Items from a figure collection

Start

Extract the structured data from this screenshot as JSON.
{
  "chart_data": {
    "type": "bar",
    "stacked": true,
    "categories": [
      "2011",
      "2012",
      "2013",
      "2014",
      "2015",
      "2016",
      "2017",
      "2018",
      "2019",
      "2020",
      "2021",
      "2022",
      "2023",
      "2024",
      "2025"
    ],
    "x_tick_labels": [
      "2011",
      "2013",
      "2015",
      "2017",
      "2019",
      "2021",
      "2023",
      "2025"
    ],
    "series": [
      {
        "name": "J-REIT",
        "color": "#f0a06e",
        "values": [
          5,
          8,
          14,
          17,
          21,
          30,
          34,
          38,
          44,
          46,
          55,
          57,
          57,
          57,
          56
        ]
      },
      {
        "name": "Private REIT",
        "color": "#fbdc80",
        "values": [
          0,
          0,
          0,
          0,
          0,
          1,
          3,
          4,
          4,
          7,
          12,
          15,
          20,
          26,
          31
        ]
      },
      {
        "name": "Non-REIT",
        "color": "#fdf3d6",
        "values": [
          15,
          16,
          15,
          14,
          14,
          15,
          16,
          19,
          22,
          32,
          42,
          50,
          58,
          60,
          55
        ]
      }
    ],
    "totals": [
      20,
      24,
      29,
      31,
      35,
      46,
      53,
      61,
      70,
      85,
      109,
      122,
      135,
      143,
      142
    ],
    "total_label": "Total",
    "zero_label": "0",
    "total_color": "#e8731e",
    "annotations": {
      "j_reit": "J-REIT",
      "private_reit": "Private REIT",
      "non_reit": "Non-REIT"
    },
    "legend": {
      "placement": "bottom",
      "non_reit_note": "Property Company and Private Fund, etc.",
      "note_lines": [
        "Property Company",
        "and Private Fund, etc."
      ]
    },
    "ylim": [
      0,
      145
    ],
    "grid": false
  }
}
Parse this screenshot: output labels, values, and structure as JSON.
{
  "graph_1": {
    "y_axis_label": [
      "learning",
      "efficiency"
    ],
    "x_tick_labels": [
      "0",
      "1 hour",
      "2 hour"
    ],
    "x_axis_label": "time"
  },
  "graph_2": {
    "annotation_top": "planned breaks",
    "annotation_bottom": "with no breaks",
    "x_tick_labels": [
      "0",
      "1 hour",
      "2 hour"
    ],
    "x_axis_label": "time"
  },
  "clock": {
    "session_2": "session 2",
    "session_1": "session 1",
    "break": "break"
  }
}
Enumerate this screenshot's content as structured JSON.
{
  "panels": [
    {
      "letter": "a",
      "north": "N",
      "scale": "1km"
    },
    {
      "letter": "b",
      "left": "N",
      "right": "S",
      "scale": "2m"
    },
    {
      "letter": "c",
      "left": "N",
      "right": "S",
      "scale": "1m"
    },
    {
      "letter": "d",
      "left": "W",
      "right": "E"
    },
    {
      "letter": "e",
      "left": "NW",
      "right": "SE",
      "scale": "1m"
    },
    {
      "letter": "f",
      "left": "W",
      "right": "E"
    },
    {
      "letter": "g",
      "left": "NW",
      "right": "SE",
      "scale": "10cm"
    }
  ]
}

End

* Given request *
Extract the complete data, matching each line exactly.

* Solution to the problem *
Extract the structured data from this screenshot as JSON.
{
  "chart_data": {
    "type": "bar",
    "stacked": true,
    "categories": [
      "2011",
      "2012",
      "2013",
      "2014",
      "2015",
      "2016",
      "2017",
      "2018",
      "2019",
      "2020",
      "2021",
      "2022",
      "2023",
      "2024",
      "2025"
    ],
    "x_tick_labels": [
      "2011",
      "2013",
      "2015",
      "2017",
      "2019",
      "2021",
      "2023",
      "2025"
    ],
    "series": [
      {
        "name": "J-REIT",
        "color": "#f0a06e",
        "values": [
          5,
          8,
          14,
          17,
          21,
          30,
          34,
          38,
          44,
          46,
          55,
          57,
          57,
          57,
          56
        ]
      },
      {
        "name": "Private REIT",
        "color": "#fbdc80",
        "values": [
          0,
          0,
          0,
          0,
          0,
          1,
          3,
          4,
          4,
          7,
          12,
          15,
          20,
          26,
          31
        ]
      },
      {
        "name": "Non-REIT",
        "color": "#fdf3d6",
        "values": [
          15,
          16,
          15,
          14,
          14,
          15,
          16,
          19,
          22,
          32,
          42,
          50,
          58,
          60,
          55
        ]
      }
    ],
    "totals": [
      20,
      24,
      29,
      31,
      35,
      46,
      53,
      61,
      70,
      85,
      109,
      122,
      135,
      143,
      142
    ],
    "total_label": "Total",
    "zero_label": "0",
    "total_color": "#e8731e",
    "annotations": {
      "j_reit": "J-REIT",
      "private_reit": "Private REIT",
      "non_reit": "Non-REIT"
    },
    "legend": {
      "placement": "bottom",
      "non_reit_note": "Property Company and Private Fund, etc.",
      "note_lines": [
        "Property Company",
        "and Private Fund, etc."
      ]
    },
    "ylim": [
      0,
      145
    ],
    "grid": false
  }
}
Parse this screenshot: output labels, values, and structure as JSON.
{
  "graph_1": {
    "y_axis_label": [
      "learning",
      "efficiency"
    ],
    "x_tick_labels": [
      "0",
      "1 hour",
      "2 hour"
    ],
    "x_axis_label": "time"
  },
  "graph_2": {
    "annotation_top": "planned breaks",
    "annotation_bottom": "with no breaks",
    "x_tick_labels": [
      "0",
      "1 hour",
      "2 hour"
    ],
    "x_axis_label": "time"
  },
  "clock": {
    "session_2": "session 2",
    "session_1": "session 1",
    "break": "break"
  }
}
Enumerate this screenshot's content as structured JSON.
{
  "panels": [
    {
      "letter": "a",
      "north": "N",
      "scale": "1km"
    },
    {
      "letter": "b",
      "left": "N",
      "right": "S",
      "scale": "2m"
    },
    {
      "letter": "c",
      "left": "N",
      "right": "S",
      "scale": "1m"
    },
    {
      "letter": "d",
      "left": "W",
      "right": "E"
    },
    {
      "letter": "e",
      "left": "NW",
      "right": "SE",
      "scale": "1m"
    },
    {
      "letter": "f",
      "left": "W",
      "right": "E"
    },
    {
      "letter": "g",
      "left": "NW",
      "right": "SE",
      "scale": "10cm"
    }
  ]
}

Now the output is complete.